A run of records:
::::::
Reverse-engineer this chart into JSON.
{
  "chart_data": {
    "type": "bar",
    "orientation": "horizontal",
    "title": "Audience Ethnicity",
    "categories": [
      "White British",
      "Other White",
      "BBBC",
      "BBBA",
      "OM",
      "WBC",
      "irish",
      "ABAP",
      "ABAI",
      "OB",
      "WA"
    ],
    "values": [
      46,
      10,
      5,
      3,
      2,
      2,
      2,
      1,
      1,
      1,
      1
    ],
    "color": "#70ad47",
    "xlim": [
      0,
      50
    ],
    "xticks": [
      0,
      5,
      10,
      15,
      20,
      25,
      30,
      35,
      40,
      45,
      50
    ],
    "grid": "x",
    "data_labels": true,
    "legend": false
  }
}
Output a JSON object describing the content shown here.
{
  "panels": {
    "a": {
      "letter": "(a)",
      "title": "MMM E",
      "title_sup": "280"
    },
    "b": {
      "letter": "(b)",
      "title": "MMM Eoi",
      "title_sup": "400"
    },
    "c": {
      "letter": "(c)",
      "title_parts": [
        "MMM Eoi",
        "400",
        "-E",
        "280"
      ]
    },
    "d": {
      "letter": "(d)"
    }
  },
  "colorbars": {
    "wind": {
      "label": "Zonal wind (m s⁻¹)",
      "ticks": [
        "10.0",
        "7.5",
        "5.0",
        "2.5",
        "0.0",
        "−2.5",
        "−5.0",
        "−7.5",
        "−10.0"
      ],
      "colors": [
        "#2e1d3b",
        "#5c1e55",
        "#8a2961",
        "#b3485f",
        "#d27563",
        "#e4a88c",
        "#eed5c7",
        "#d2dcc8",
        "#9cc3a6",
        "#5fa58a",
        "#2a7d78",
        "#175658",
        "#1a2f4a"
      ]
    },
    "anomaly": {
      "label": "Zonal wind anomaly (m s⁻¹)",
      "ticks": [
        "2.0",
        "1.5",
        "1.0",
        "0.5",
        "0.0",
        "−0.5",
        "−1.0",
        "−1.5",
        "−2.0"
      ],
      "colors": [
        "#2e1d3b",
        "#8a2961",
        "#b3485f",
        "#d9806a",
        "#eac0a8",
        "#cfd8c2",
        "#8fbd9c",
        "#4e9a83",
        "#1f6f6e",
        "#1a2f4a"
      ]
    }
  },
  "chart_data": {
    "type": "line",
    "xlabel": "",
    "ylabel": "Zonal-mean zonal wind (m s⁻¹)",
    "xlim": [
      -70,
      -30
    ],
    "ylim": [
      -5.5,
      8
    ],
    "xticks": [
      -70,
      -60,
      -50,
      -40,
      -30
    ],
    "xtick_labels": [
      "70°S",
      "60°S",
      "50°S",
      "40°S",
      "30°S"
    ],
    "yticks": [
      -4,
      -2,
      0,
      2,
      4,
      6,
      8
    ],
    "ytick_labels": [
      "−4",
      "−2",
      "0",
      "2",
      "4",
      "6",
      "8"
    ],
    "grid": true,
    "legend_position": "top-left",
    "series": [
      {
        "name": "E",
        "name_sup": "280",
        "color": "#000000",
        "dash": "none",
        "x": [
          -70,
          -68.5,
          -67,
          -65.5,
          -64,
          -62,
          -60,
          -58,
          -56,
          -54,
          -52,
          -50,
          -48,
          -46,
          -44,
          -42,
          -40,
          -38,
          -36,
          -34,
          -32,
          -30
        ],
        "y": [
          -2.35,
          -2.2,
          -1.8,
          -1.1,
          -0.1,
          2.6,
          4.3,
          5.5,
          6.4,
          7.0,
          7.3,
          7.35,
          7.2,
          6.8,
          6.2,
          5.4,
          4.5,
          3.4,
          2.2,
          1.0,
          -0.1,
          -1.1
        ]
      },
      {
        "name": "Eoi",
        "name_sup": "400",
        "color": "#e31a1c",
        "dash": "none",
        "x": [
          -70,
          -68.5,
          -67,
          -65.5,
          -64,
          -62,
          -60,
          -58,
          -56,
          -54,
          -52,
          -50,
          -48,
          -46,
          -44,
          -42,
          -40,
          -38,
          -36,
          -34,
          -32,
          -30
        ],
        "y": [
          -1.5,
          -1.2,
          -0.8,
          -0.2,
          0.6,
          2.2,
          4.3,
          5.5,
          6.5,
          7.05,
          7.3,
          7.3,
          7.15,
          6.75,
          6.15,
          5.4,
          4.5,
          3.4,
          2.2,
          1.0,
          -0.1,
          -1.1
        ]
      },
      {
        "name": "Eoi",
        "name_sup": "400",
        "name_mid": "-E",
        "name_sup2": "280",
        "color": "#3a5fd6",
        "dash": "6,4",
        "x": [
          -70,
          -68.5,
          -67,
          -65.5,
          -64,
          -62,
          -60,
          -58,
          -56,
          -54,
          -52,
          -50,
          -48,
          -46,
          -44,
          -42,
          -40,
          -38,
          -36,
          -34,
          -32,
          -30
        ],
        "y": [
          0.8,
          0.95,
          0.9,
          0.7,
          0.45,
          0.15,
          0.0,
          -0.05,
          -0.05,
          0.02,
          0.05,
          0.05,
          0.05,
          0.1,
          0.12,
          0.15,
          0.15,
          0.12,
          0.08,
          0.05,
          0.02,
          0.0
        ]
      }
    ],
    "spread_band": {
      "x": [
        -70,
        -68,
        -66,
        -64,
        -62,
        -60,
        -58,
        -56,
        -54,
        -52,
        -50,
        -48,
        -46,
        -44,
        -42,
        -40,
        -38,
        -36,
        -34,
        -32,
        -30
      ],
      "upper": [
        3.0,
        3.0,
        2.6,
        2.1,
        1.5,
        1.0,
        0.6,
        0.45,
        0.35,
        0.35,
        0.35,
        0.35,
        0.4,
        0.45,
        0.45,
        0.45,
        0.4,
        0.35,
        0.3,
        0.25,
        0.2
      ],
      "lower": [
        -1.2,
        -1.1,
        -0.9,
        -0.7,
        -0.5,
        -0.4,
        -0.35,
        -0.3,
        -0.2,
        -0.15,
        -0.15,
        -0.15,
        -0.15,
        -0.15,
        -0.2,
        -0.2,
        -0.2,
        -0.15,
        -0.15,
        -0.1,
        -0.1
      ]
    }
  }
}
::::::
- **Exercise requirements**: Copy all of the data exactly.

- **Task response**:
Reverse-engineer this chart into JSON.
{
  "chart_data": {
    "type": "bar",
    "orientation": "horizontal",
    "title": "Audience Ethnicity",
    "categories": [
      "White British",
      "Other White",
      "BBBC",
      "BBBA",
      "OM",
      "WBC",
      "irish",
      "ABAP",
      "ABAI",
      "OB",
      "WA"
    ],
    "values": [
      46,
      10,
      5,
      3,
      2,
      2,
      2,
      1,
      1,
      1,
      1
    ],
    "color": "#70ad47",
    "xlim": [
      0,
      50
    ],
    "xticks": [
      0,
      5,
      10,
      15,
      20,
      25,
      30,
      35,
      40,
      45,
      50
    ],
    "grid": "x",
    "data_labels": true,
    "legend": false
  }
}
Output a JSON object describing the content shown here.
{
  "panels": {
    "a": {
      "letter": "(a)",
      "title": "MMM E",
      "title_sup": "280"
    },
    "b": {
      "letter": "(b)",
      "title": "MMM Eoi",
      "title_sup": "400"
    },
    "c": {
      "letter": "(c)",
      "title_parts": [
        "MMM Eoi",
        "400",
        "-E",
        "280"
      ]
    },
    "d": {
      "letter": "(d)"
    }
  },
  "colorbars": {
    "wind": {
      "label": "Zonal wind (m s⁻¹)",
      "ticks": [
        "10.0",
        "7.5",
        "5.0",
        "2.5",
        "0.0",
        "−2.5",
        "−5.0",
        "−7.5",
        "−10.0"
      ],
      "colors": [
        "#2e1d3b",
        "#5c1e55",
        "#8a2961",
        "#b3485f",
        "#d27563",
        "#e4a88c",
        "#eed5c7",
        "#d2dcc8",
        "#9cc3a6",
        "#5fa58a",
        "#2a7d78",
        "#175658",
        "#1a2f4a"
      ]
    },
    "anomaly": {
      "label": "Zonal wind anomaly (m s⁻¹)",
      "ticks": [
        "2.0",
        "1.5",
        "1.0",
        "0.5",
        "0.0",
        "−0.5",
        "−1.0",
        "−1.5",
        "−2.0"
      ],
      "colors": [
        "#2e1d3b",
        "#8a2961",
        "#b3485f",
        "#d9806a",
        "#eac0a8",
        "#cfd8c2",
        "#8fbd9c",
        "#4e9a83",
        "#1f6f6e",
        "#1a2f4a"
      ]
    }
  },
  "chart_data": {
    "type": "line",
    "xlabel": "",
    "ylabel": "Zonal-mean zonal wind (m s⁻¹)",
    "xlim": [
      -70,
      -30
    ],
    "ylim": [
      -5.5,
      8
    ],
    "xticks": [
      -70,
      -60,
      -50,
      -40,
      -30
    ],
    "xtick_labels": [
      "70°S",
      "60°S",
      "50°S",
      "40°S",
      "30°S"
    ],
    "yticks": [
      -4,
      -2,
      0,
      2,
      4,
      6,
      8
    ],
    "ytick_labels": [
      "−4",
      "−2",
      "0",
      "2",
      "4",
      "6",
      "8"
    ],
    "grid": true,
    "legend_position": "top-left",
    "series": [
      {
        "name": "E",
        "name_sup": "280",
        "color": "#000000",
        "dash": "none",
        "x": [
          -70,
          -68.5,
          -67,
          -65.5,
          -64,
          -62,
          -60,
          -58,
          -56,
          -54,
          -52,
          -50,
          -48,
          -46,
          -44,
          -42,
          -40,
          -38,
          -36,
          -34,
          -32,
          -30
        ],
        "y": [
          -2.35,
          -2.2,
          -1.8,
          -1.1,
          -0.1,
          2.6,
          4.3,
          5.5,
          6.4,
          7.0,
          7.3,
          7.35,
          7.2,
          6.8,
          6.2,
          5.4,
          4.5,
          3.4,
          2.2,
          1.0,
          -0.1,
          -1.1
        ]
      },
      {
        "name": "Eoi",
        "name_sup": "400",
        "color": "#e31a1c",
        "dash": "none",
        "x": [
          -70,
          -68.5,
          -67,
          -65.5,
          -64,
          -62,
          -60,
          -58,
          -56,
          -54,
          -52,
          -50,
          -48,
          -46,
          -44,
          -42,
          -40,
          -38,
          -36,
          -34,
          -32,
          -30
        ],
        "y": [
          -1.5,
          -1.2,
          -0.8,
          -0.2,
          0.6,
          2.2,
          4.3,
          5.5,
          6.5,
          7.05,
          7.3,
          7.3,
          7.15,
          6.75,
          6.15,
          5.4,
          4.5,
          3.4,
          2.2,
          1.0,
          -0.1,
          -1.1
        ]
      },
      {
        "name": "Eoi",
        "name_sup": "400",
        "name_mid": "-E",
        "name_sup2": "280",
        "color": "#3a5fd6",
        "dash": "6,4",
        "x": [
          -70,
          -68.5,
          -67,
          -65.5,
          -64,
          -62,
          -60,
          -58,
          -56,
          -54,
          -52,
          -50,
          -48,
          -46,
          -44,
          -42,
          -40,
          -38,
          -36,
          -34,
          -32,
          -30
        ],
        "y": [
          0.8,
          0.95,
          0.9,
          0.7,
          0.45,
          0.15,
          0.0,
          -0.05,
          -0.05,
          0.02,
          0.05,
          0.05,
          0.05,
          0.1,
          0.12,
          0.15,
          0.15,
          0.12,
          0.08,
          0.05,
          0.02,
          0.0
        ]
      }
    ],
    "spread_band": {
      "x": [
        -70,
        -68,
        -66,
        -64,
        -62,
        -60,
        -58,
        -56,
        -54,
        -52,
        -50,
        -48,
        -46,
        -44,
        -42,
        -40,
        -38,
        -36,
        -34,
        -32,
        -30
      ],
      "upper": [
        3.0,
        3.0,
        2.6,
        2.1,
        1.5,
        1.0,
        0.6,
        0.45,
        0.35,
        0.35,
        0.35,
        0.35,
        0.4,
        0.45,
        0.45,
        0.45,
        0.4,
        0.35,
        0.3,
        0.25,
        0.2
      ],
      "lower": [
        -1.2,
        -1.1,
        -0.9,
        -0.7,
        -0.5,
        -0.4,
        -0.35,
        -0.3,
        -0.2,
        -0.15,
        -0.15,
        -0.15,
        -0.15,
        -0.15,
        -0.2,
        -0.2,
        -0.2,
        -0.15,
        -0.15,
        -0.1,
        -0.1
      ]
    }
  }
}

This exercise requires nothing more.